▶ _AIM OF THE TASK_
Your copy of the material must match it exactly, except that pictures are dropped.

▶ _RAW RECORDS_
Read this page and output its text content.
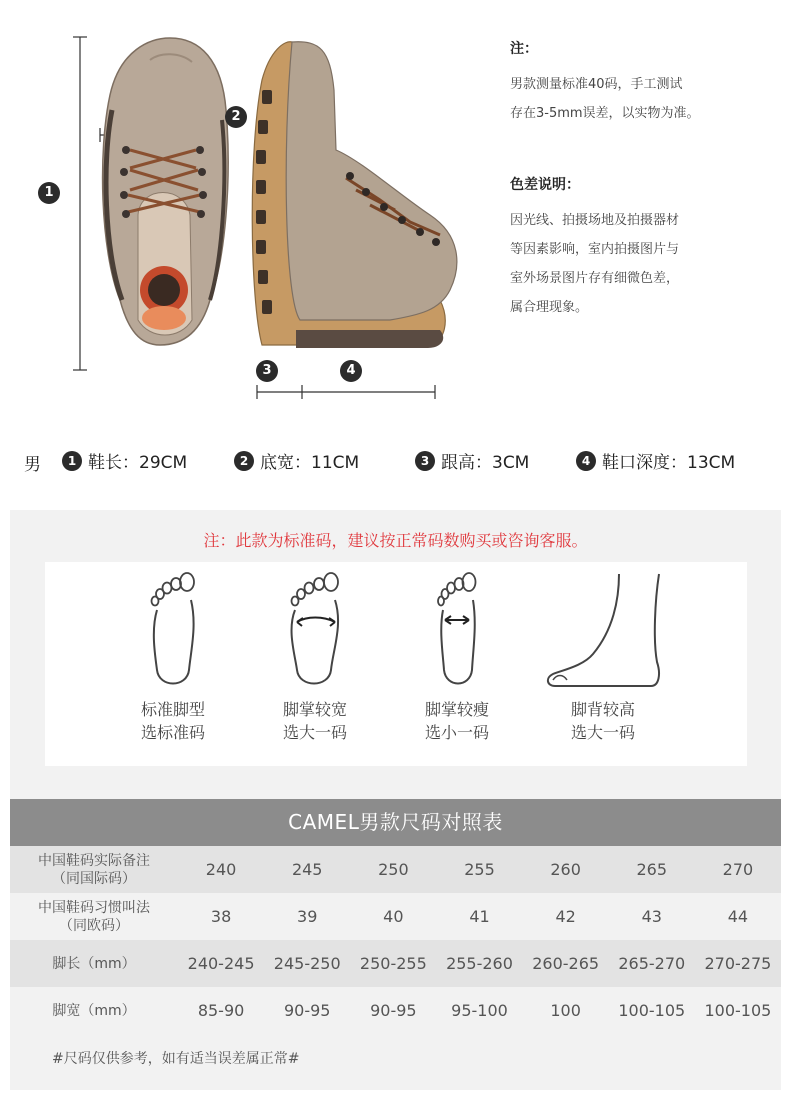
1
2
3	4
注：
男款测量标准40码，手工测试
存在3-5mm误差，以实物为准。
色差说明：
因光线、拍摄场地及拍摄器材
等因素影响，室内拍摄图片与
室外场景图片存有细微色差，
属合理现象。
男	1 鞋长：29CM	2 底宽：11CM	3 跟高：3CM	4 鞋口深度：13CM
注：此款为标准码，建议按正常码数购买或咨询客服。
标准脚型
选标准码
脚掌较宽
选大一码
脚掌较瘦
选小一码
脚背较高
选大一码
CAMEL男款尺码对照表
中国鞋码实际备注
（同国际码）	240	245	250	255	260	265	270

中国鞋码习惯叫法
（同欧码）	38	39	40	41	42	43	44

脚长（mm）	240-245	245-250	250-255	255-260	260-265	265-270	270-275

脚宽（mm）	85-90	90-95	90-95	95-100	100	100-105	100-105
#尺码仅供参考，如有适当误差属正常#
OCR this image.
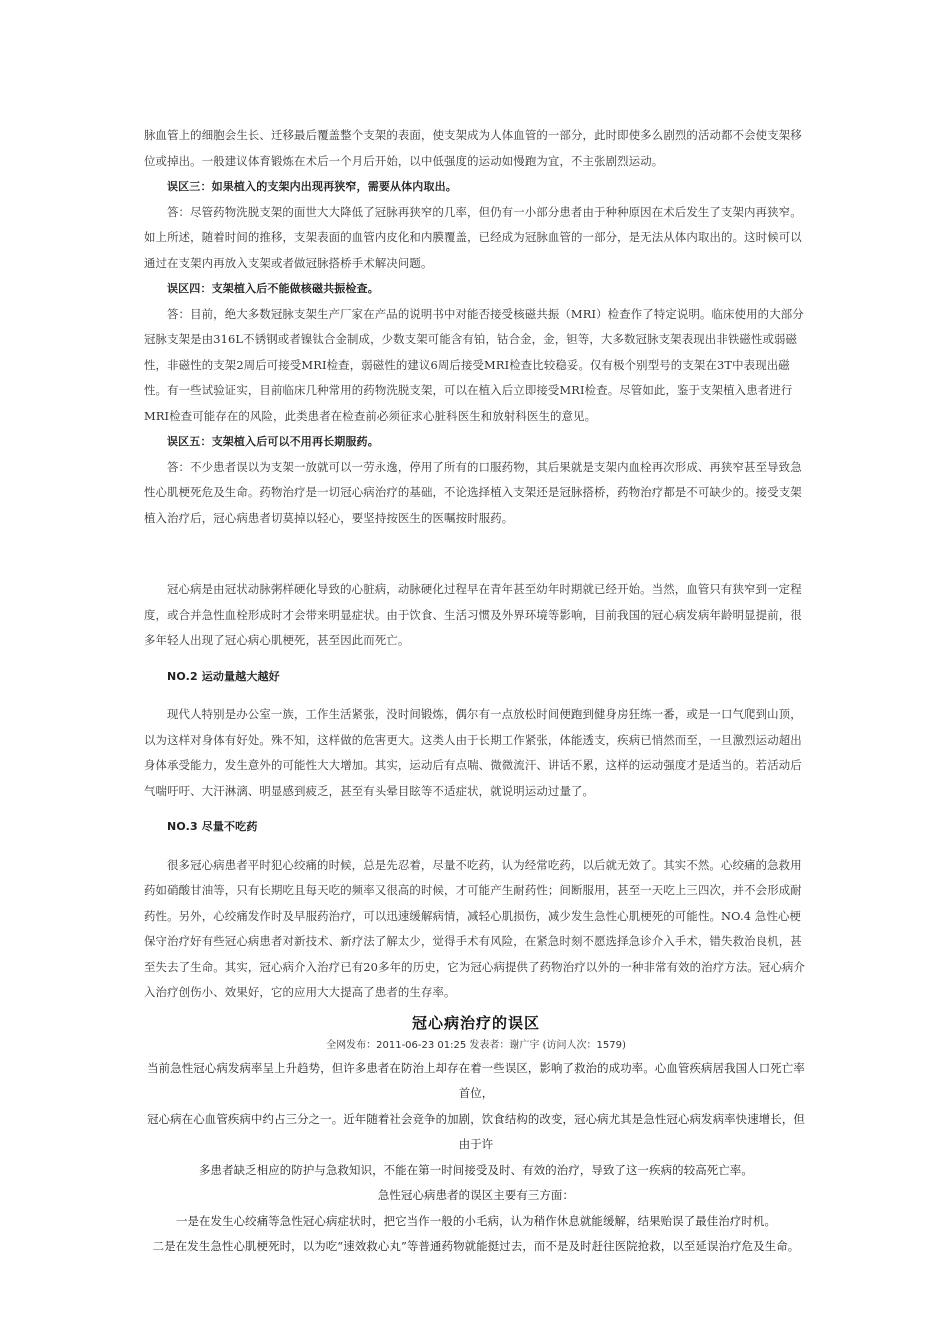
脉血管上的细胞会生长、迁移最后覆盖整个支架的表面，使支架成为人体血管的一部分，此时即使多么剧烈的活动都不会使支架移位或掉出。一般建议体育锻炼在术后一个月后开始，以中低强度的运动如慢跑为宜，不主张剧烈运动。

误区三：如果植入的支架内出现再狭窄，需要从体内取出。

答：尽管药物洗脱支架的面世大大降低了冠脉再狭窄的几率，但仍有一小部分患者由于种种原因在术后发生了支架内再狭窄。如上所述，随着时间的推移，支架表面的血管内皮化和内膜覆盖，已经成为冠脉血管的一部分，是无法从体内取出的。这时候可以通过在支架内再放入支架或者做冠脉搭桥手术解决问题。

误区四：支架植入后不能做核磁共振检查。

答：目前，绝大多数冠脉支架生产厂家在产品的说明书中对能否接受核磁共振（MRI）检查作了特定说明。临床使用的大部分冠脉支架是由316L不锈钢或者镍钛合金制成，少数支架可能含有铂，钴合金，金，钽等，大多数冠脉支架表现出非铁磁性或弱磁性，非磁性的支架2周后可接受MRI检查，弱磁性的建议6周后接受MRI检查比较稳妥。仅有极个别型号的支架在3T中表现出磁性。有一些试验证实，目前临床几种常用的药物洗脱支架，可以在植入后立即接受MRI检查。尽管如此，鉴于支架植入患者进行MRI检查可能存在的风险，此类患者在检查前必须征求心脏科医生和放射科医生的意见。

误区五：支架植入后可以不用再长期服药。

答：不少患者误以为支架一放就可以一劳永逸，停用了所有的口服药物，其后果就是支架内血栓再次形成、再狭窄甚至导致急性心肌梗死危及生命。药物治疗是一切冠心病治疗的基础，不论选择植入支架还是冠脉搭桥，药物治疗都是不可缺少的。接受支架植入治疗后，冠心病患者切莫掉以轻心，要坚持按医生的医嘱按时服药。

冠心病是由冠状动脉粥样硬化导致的心脏病，动脉硬化过程早在青年甚至幼年时期就已经开始。当然，血管只有狭窄到一定程度，或合并急性血栓形成时才会带来明显症状。由于饮食、生活习惯及外界环境等影响，目前我国的冠心病发病年龄明显提前，很多年轻人出现了冠心病心肌梗死，甚至因此而死亡。

NO.2 运动量越大越好

现代人特别是办公室一族，工作生活紧张，没时间锻炼，偶尔有一点放松时间便跑到健身房狂练一番，或是一口气爬到山顶，以为这样对身体有好处。殊不知，这样做的危害更大。这类人由于长期工作紧张，体能透支，疾病已悄然而至，一旦激烈运动超出身体承受能力，发生意外的可能性大大增加。其实，运动后有点喘、微微流汗、讲话不累，这样的运动强度才是适当的。若活动后气喘吁吁、大汗淋漓、明显感到疲乏，甚至有头晕目眩等不适症状，就说明运动过量了。

NO.3 尽量不吃药

很多冠心病患者平时犯心绞痛的时候，总是先忍着，尽量不吃药，认为经常吃药，以后就无效了。其实不然。心绞痛的急救用药如硝酸甘油等，只有长期吃且每天吃的频率又很高的时候，才可能产生耐药性；间断服用，甚至一天吃上三四次，并不会形成耐药性。另外，心绞痛发作时及早服药治疗，可以迅速缓解病情，减轻心肌损伤，减少发生急性心肌梗死的可能性。NO.4 急性心梗保守治疗好有些冠心病患者对新技术、新疗法了解太少，觉得手术有风险，在紧急时刻不愿选择急诊介入手术，错失救治良机，甚至失去了生命。其实，冠心病介入治疗已有20多年的历史，它为冠心病提供了药物治疗以外的一种非常有效的治疗方法。冠心病介入治疗创伤小、效果好，它的应用大大提高了患者的生存率。

冠心病治疗的误区
全网发布：2011-06-23 01:25 发表者：谢广宇 (访问人次：1579)

当前急性冠心病发病率呈上升趋势，但许多患者在防治上却存在着一些误区，影响了救治的成功率。心血管疾病居我国人口死亡率首位，

冠心病在心血管疾病中约占三分之一。近年随着社会竞争的加剧，饮食结构的改变，冠心病尤其是急性冠心病发病率快速增长，但由于许

多患者缺乏相应的防护与急救知识，不能在第一时间接受及时、有效的治疗，导致了这一疾病的较高死亡率。

急性冠心病患者的误区主要有三方面：

一是在发生心绞痛等急性冠心病症状时，把它当作一般的小毛病，认为稍作休息就能缓解，结果贻误了最佳治疗时机。

二是在发生急性心肌梗死时，以为吃“速效救心丸”等普通药物就能挺过去，而不是及时赶往医院抢救，以至延误治疗危及生命。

▶ _ANSWER TO THE TASK_
Read this page and output its text content.
1
2
3	4
注：
男款测量标准40码，手工测试
存在3-5mm误差，以实物为准。
色差说明：
因光线、拍摄场地及拍摄器材
等因素影响，室内拍摄图片与
室外场景图片存有细微色差，
属合理现象。
男	1 鞋长：29CM	2 底宽：11CM	3 跟高：3CM	4 鞋口深度：13CM
注：此款为标准码，建议按正常码数购买或咨询客服。
标准脚型
选标准码
脚掌较宽
选大一码
脚掌较瘦
选小一码
脚背较高
选大一码
CAMEL男款尺码对照表
中国鞋码实际备注
（同国际码）	240	245	250	255	260	265	270

中国鞋码习惯叫法
（同欧码）	38	39	40	41	42	43	44

脚长（mm）	240-245	245-250	250-255	255-260	260-265	265-270	270-275

脚宽（mm）	85-90	90-95	90-95	95-100	100	100-105	100-105
#尺码仅供参考，如有适当误差属正常#
OCR this image.
脉血管上的细胞会生长、迁移最后覆盖整个支架的表面，使支架成为人体血管的一部分，此时即使多么剧烈的活动都不会使支架移位或掉出。一般建议体育锻炼在术后一个月后开始，以中低强度的运动如慢跑为宜，不主张剧烈运动。

误区三：如果植入的支架内出现再狭窄，需要从体内取出。

答：尽管药物洗脱支架的面世大大降低了冠脉再狭窄的几率，但仍有一小部分患者由于种种原因在术后发生了支架内再狭窄。如上所述，随着时间的推移，支架表面的血管内皮化和内膜覆盖，已经成为冠脉血管的一部分，是无法从体内取出的。这时候可以通过在支架内再放入支架或者做冠脉搭桥手术解决问题。

误区四：支架植入后不能做核磁共振检查。

答：目前，绝大多数冠脉支架生产厂家在产品的说明书中对能否接受核磁共振（MRI）检查作了特定说明。临床使用的大部分冠脉支架是由316L不锈钢或者镍钛合金制成，少数支架可能含有铂，钴合金，金，钽等，大多数冠脉支架表现出非铁磁性或弱磁性，非磁性的支架2周后可接受MRI检查，弱磁性的建议6周后接受MRI检查比较稳妥。仅有极个别型号的支架在3T中表现出磁性。有一些试验证实，目前临床几种常用的药物洗脱支架，可以在植入后立即接受MRI检查。尽管如此，鉴于支架植入患者进行MRI检查可能存在的风险，此类患者在检查前必须征求心脏科医生和放射科医生的意见。

误区五：支架植入后可以不用再长期服药。

答：不少患者误以为支架一放就可以一劳永逸，停用了所有的口服药物，其后果就是支架内血栓再次形成、再狭窄甚至导致急性心肌梗死危及生命。药物治疗是一切冠心病治疗的基础，不论选择植入支架还是冠脉搭桥，药物治疗都是不可缺少的。接受支架植入治疗后，冠心病患者切莫掉以轻心，要坚持按医生的医嘱按时服药。

冠心病是由冠状动脉粥样硬化导致的心脏病，动脉硬化过程早在青年甚至幼年时期就已经开始。当然，血管只有狭窄到一定程度，或合并急性血栓形成时才会带来明显症状。由于饮食、生活习惯及外界环境等影响，目前我国的冠心病发病年龄明显提前，很多年轻人出现了冠心病心肌梗死，甚至因此而死亡。

NO.2 运动量越大越好

现代人特别是办公室一族，工作生活紧张，没时间锻炼，偶尔有一点放松时间便跑到健身房狂练一番，或是一口气爬到山顶，以为这样对身体有好处。殊不知，这样做的危害更大。这类人由于长期工作紧张，体能透支，疾病已悄然而至，一旦激烈运动超出身体承受能力，发生意外的可能性大大增加。其实，运动后有点喘、微微流汗、讲话不累，这样的运动强度才是适当的。若活动后气喘吁吁、大汗淋漓、明显感到疲乏，甚至有头晕目眩等不适症状，就说明运动过量了。

NO.3 尽量不吃药

很多冠心病患者平时犯心绞痛的时候，总是先忍着，尽量不吃药，认为经常吃药，以后就无效了。其实不然。心绞痛的急救用药如硝酸甘油等，只有长期吃且每天吃的频率又很高的时候，才可能产生耐药性；间断服用，甚至一天吃上三四次，并不会形成耐药性。另外，心绞痛发作时及早服药治疗，可以迅速缓解病情，减轻心肌损伤，减少发生急性心肌梗死的可能性。NO.4 急性心梗保守治疗好有些冠心病患者对新技术、新疗法了解太少，觉得手术有风险，在紧急时刻不愿选择急诊介入手术，错失救治良机，甚至失去了生命。其实，冠心病介入治疗已有20多年的历史，它为冠心病提供了药物治疗以外的一种非常有效的治疗方法。冠心病介入治疗创伤小、效果好，它的应用大大提高了患者的生存率。

冠心病治疗的误区
全网发布：2011-06-23 01:25 发表者：谢广宇 (访问人次：1579)

当前急性冠心病发病率呈上升趋势，但许多患者在防治上却存在着一些误区，影响了救治的成功率。心血管疾病居我国人口死亡率首位，

冠心病在心血管疾病中约占三分之一。近年随着社会竞争的加剧，饮食结构的改变，冠心病尤其是急性冠心病发病率快速增长，但由于许

多患者缺乏相应的防护与急救知识，不能在第一时间接受及时、有效的治疗，导致了这一疾病的较高死亡率。

急性冠心病患者的误区主要有三方面：

一是在发生心绞痛等急性冠心病症状时，把它当作一般的小毛病，认为稍作休息就能缓解，结果贻误了最佳治疗时机。

二是在发生急性心肌梗死时，以为吃“速效救心丸”等普通药物就能挺过去，而不是及时赶往医院抢救，以至延误治疗危及生命。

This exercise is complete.